▶ [Excerpt]
**********
Showing posts with label Philippe Dessart. Show all posts
Showing posts with label Philippe Dessart. Show all posts

Tuesday, June 09, 2009

Convicted Belgian paedophile to wed mother of Cambodian victim

Tue, 09 Jun 2009
DPA

Phnom Penh - A twice-convicted Belgian paedophile who moved into a victim's home after being released from a Cambodian prison plans to marry the victim's mother, national media reported Tuesday. Anti-trafficking police said Philippe Dessart, who was released from prison April 4, proposed to his victim's mother shortly before he left for Belgium on June 3, The Cambodia Daily reported.

Dessart was released after serving three years of an 18-year prison term for abusing the then-13-year-old boy after a successful appeal of his sentence.

Anti-paedophile groups said in April that they were shocked to discover Dessart had moved in with his victim, now 16, after his release and expressed concern over a younger male sibling also living in the house.

Police said Dessart travelled to Belgium to arrange documents for the marriage and would return to Cambodia in the next few weeks.

Thursday, January 29, 2009

New anti-trafficking law reducing paedophile sentences: civil society

Thursday, 29 January 2009
Written by Sebastian Strangio and Sam Rith
The Phnom Penh Post

SLASHED Jail terms
  • Philippe Dessart Original 18-year sentence for sexual abuse of a 13-year-old boy reduced to three years on appeal after his charges were reclassified under the new law.
  • Nikita Belov Charged with abusing three boys aged seven to 13 years, was released in July after having his three-year sentence suspended by Sihanoukville Municipal Court, which ordered him to pay $250 in damages to each victim.
  • Alexander Trofimov Had a 13-year sentence slashed to seven on appeal in October.
Last year’s law reclassifying sexual crimes has ushered in climate of leniency, say rights groups

THE lengths of prison sentences given to convicted paedophiles have fallen since the passage of the Kingdom's new anti-human trafficking law, according to civil society groups, who say the new legal classifications of underage sex crimes make it easier for the guilty to avoid lengthy prison terms.
**********
▶ [Records]
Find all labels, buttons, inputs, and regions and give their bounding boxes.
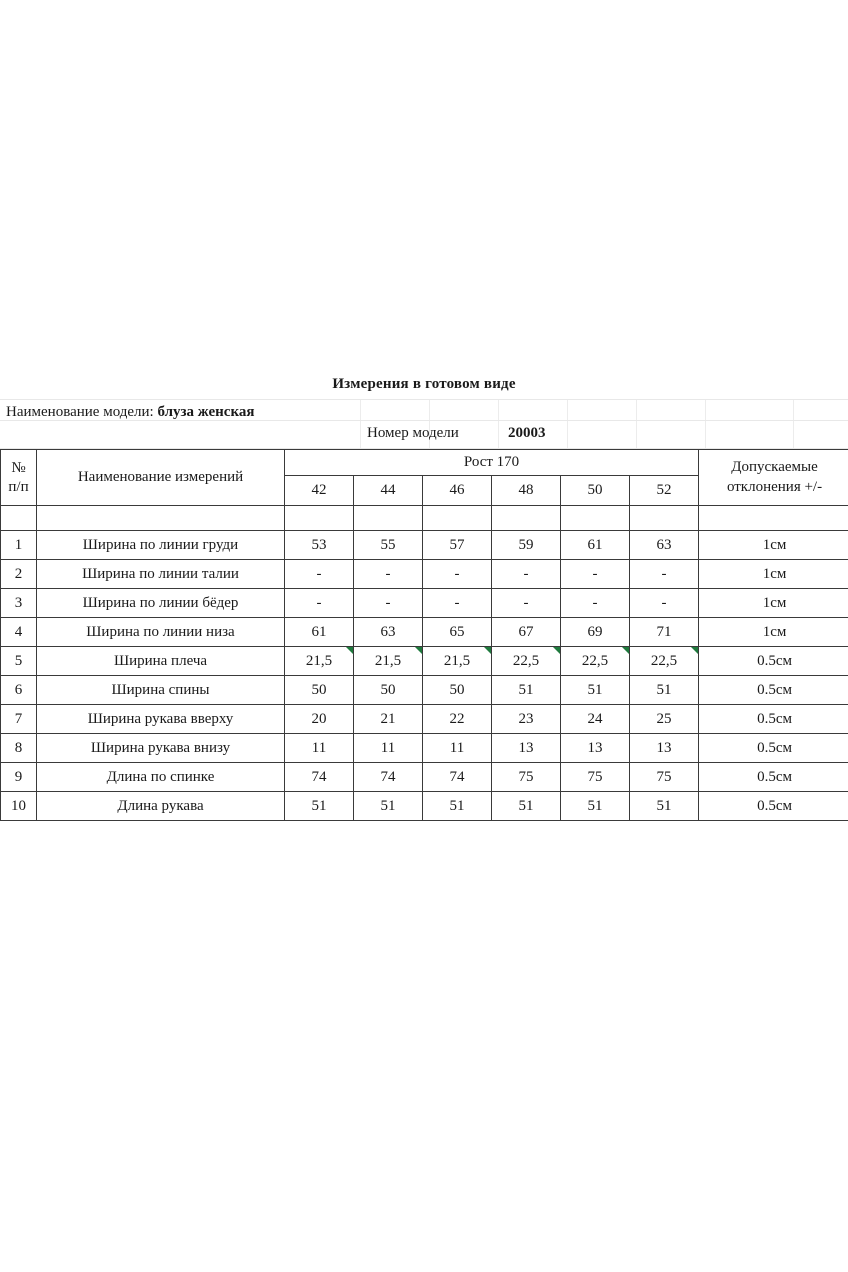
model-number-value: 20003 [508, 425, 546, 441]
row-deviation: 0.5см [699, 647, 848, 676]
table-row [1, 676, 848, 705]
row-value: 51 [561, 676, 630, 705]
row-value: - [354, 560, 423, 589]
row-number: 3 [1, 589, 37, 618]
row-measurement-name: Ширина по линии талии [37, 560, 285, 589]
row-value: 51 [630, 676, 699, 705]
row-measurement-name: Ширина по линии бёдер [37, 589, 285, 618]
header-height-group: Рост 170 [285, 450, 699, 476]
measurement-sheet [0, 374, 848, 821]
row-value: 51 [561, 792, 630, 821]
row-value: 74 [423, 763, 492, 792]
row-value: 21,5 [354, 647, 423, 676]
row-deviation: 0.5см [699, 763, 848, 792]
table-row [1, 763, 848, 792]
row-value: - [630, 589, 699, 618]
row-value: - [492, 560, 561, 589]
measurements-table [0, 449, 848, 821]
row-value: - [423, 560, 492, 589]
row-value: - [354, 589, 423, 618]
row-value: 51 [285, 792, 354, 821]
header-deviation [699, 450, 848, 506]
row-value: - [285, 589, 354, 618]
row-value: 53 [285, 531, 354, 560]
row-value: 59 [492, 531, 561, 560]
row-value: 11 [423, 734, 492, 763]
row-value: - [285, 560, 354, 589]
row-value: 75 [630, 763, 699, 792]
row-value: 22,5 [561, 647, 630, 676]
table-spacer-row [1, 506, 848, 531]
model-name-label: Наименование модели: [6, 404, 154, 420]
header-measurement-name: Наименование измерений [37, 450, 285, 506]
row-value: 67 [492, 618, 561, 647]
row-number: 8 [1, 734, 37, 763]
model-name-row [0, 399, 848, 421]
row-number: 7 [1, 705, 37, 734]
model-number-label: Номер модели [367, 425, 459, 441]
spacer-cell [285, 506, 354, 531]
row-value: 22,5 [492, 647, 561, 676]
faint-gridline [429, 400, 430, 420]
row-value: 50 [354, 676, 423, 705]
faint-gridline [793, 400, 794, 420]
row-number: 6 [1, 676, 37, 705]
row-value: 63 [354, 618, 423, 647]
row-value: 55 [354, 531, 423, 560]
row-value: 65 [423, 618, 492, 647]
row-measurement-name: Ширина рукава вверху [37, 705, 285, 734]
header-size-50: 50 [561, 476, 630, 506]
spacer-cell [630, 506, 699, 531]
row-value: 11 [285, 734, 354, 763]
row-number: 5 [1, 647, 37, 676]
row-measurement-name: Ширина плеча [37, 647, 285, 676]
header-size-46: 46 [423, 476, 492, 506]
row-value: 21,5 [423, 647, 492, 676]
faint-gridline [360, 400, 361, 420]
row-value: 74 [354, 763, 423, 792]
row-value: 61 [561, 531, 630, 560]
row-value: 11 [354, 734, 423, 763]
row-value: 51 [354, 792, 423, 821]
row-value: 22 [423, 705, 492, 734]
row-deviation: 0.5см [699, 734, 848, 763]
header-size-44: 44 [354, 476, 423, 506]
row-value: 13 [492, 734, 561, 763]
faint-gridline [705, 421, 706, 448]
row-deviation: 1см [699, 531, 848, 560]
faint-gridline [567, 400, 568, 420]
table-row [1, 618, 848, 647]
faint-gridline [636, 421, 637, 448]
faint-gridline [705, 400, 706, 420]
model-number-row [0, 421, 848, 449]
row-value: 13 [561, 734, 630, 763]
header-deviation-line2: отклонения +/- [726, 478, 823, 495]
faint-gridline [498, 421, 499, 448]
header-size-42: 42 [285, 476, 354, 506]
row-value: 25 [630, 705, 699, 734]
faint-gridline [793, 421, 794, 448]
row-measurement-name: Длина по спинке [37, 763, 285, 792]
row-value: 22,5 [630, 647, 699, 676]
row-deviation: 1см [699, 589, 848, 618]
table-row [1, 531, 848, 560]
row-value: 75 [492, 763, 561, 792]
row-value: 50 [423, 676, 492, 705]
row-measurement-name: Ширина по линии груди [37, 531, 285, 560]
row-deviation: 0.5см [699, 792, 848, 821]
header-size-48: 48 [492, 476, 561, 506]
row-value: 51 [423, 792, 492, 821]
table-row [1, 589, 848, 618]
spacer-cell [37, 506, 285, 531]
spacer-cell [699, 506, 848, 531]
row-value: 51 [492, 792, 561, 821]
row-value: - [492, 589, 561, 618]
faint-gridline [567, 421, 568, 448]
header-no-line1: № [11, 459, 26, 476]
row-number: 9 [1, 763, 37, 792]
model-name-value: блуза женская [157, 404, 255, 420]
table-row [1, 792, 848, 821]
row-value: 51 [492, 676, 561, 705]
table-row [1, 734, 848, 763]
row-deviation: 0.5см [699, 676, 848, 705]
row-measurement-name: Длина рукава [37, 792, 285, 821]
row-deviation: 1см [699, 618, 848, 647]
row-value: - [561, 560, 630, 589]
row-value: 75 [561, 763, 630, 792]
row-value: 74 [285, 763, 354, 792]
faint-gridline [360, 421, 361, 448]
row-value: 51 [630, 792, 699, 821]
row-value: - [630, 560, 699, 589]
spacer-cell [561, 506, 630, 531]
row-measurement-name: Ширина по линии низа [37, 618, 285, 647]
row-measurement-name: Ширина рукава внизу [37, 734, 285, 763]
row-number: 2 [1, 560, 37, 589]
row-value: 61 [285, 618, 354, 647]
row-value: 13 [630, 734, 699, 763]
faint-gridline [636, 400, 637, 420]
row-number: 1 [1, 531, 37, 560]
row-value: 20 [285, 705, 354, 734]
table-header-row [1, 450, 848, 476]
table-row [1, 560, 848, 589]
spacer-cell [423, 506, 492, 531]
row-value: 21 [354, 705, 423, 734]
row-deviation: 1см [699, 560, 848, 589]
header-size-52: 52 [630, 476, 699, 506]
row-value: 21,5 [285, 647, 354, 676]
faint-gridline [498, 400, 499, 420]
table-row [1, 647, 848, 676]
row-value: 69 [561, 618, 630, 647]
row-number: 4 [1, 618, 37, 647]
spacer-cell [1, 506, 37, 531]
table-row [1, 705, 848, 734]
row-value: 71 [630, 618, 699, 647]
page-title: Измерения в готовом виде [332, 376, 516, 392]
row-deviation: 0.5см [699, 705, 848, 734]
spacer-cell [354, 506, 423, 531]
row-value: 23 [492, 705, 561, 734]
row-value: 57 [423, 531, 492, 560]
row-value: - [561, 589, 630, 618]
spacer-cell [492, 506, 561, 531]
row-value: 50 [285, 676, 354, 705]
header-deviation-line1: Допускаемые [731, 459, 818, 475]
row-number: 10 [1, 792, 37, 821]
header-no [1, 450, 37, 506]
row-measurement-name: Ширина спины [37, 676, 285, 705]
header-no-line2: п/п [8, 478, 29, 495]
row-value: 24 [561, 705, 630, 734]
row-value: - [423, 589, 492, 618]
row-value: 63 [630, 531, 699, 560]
**********
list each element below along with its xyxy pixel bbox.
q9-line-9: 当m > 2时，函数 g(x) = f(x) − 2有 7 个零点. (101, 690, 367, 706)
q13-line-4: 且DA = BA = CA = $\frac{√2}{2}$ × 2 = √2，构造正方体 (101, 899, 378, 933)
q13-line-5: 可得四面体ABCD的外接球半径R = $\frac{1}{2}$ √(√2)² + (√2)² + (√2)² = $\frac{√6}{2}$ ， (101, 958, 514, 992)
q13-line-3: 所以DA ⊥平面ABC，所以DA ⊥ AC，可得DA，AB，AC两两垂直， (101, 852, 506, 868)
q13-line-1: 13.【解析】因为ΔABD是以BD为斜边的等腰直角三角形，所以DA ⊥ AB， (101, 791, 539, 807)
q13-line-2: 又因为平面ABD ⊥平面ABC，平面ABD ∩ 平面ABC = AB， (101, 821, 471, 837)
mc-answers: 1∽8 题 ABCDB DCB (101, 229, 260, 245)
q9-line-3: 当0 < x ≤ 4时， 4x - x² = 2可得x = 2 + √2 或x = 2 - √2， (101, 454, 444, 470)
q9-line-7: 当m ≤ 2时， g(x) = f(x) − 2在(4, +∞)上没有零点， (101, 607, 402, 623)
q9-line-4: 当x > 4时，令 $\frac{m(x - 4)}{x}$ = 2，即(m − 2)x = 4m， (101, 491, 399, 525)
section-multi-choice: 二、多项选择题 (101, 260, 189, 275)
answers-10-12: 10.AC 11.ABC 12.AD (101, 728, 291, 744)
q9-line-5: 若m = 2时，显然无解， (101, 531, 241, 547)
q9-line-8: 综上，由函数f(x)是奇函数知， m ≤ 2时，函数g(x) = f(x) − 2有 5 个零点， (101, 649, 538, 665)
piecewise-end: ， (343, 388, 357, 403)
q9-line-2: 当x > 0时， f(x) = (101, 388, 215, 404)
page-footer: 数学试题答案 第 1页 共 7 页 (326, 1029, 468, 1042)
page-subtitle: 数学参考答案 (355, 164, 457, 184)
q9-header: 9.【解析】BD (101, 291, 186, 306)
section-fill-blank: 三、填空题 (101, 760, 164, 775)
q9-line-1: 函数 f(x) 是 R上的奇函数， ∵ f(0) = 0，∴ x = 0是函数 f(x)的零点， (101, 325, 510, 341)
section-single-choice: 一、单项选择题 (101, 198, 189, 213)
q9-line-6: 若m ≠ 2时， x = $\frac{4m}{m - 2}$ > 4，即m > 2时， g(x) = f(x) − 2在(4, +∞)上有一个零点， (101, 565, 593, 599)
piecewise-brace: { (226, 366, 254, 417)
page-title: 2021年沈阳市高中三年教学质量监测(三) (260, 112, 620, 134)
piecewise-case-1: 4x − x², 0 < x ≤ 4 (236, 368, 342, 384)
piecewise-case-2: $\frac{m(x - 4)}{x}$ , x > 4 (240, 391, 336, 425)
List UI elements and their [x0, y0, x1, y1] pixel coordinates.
**********
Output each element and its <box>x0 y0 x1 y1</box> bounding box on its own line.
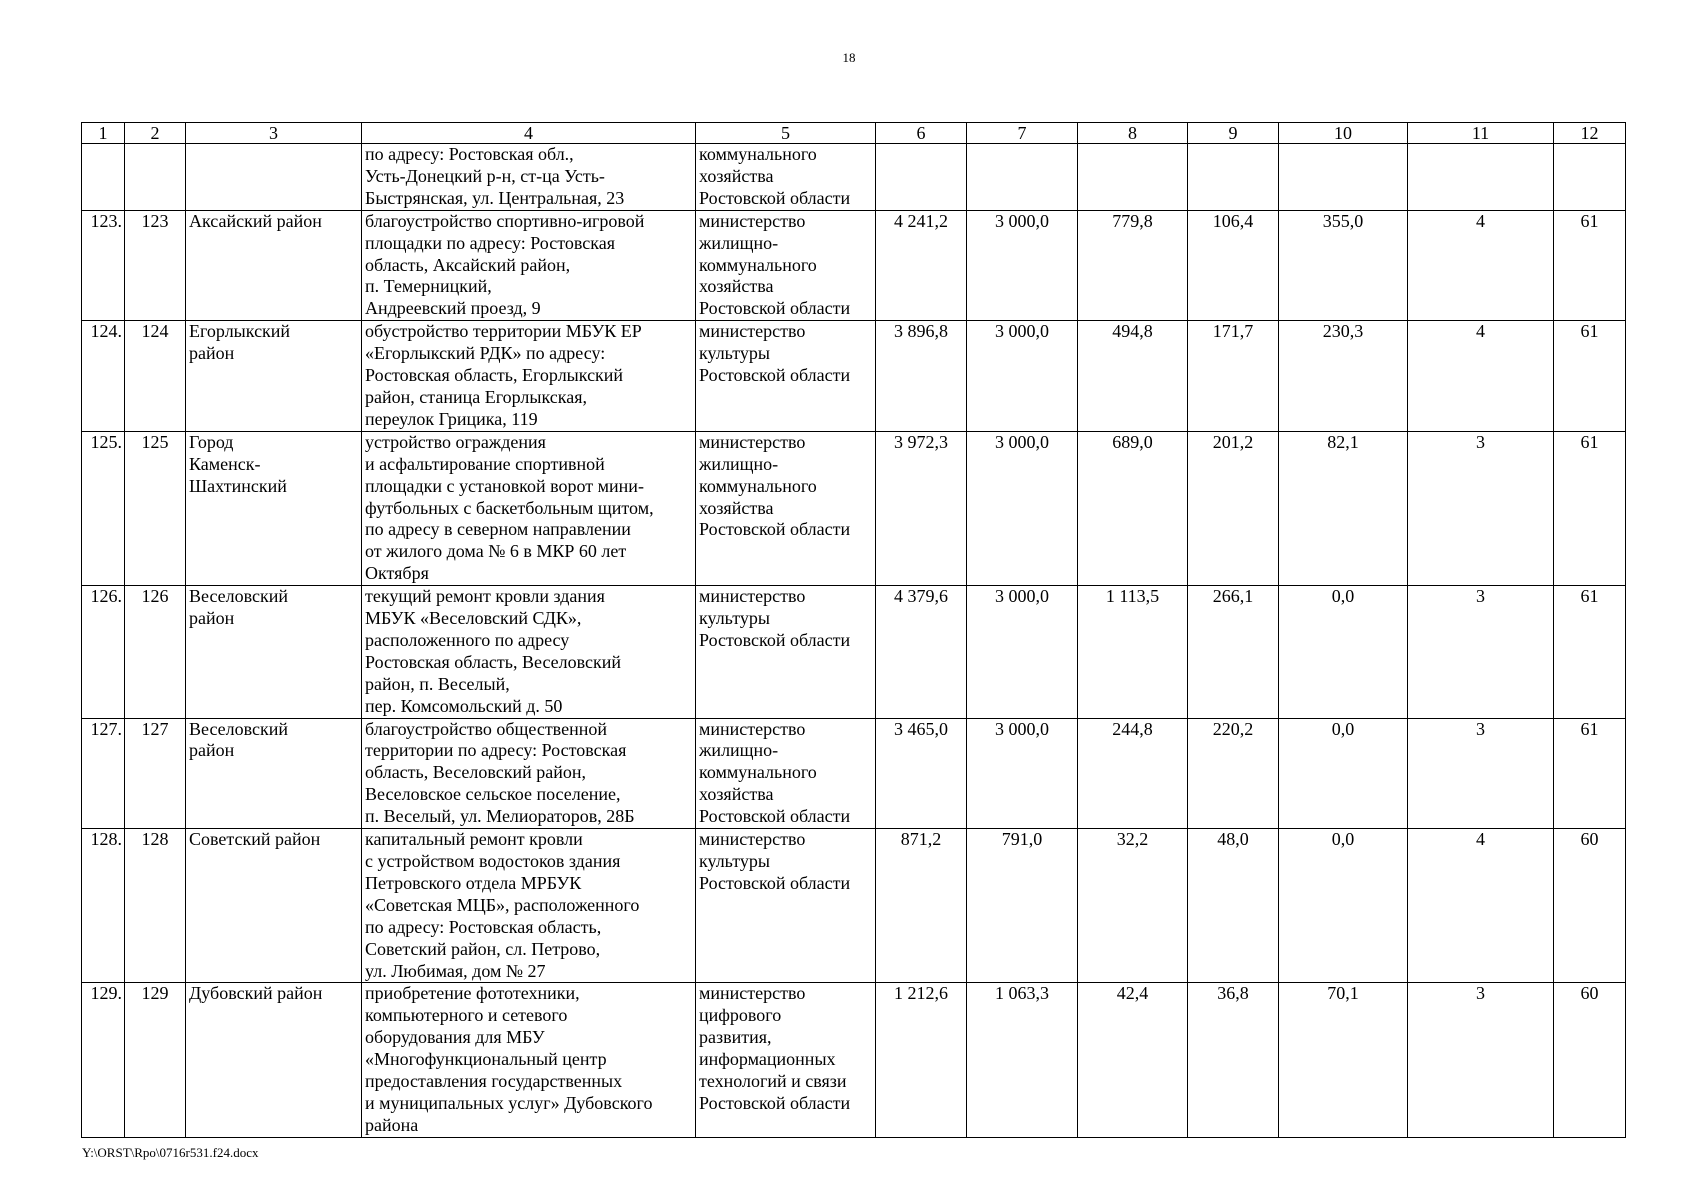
**********
In the blog posts above, name every person listed under "SLASHED Jail terms".

Philippe Dessart, Nikita Belov, Alexander Trofimov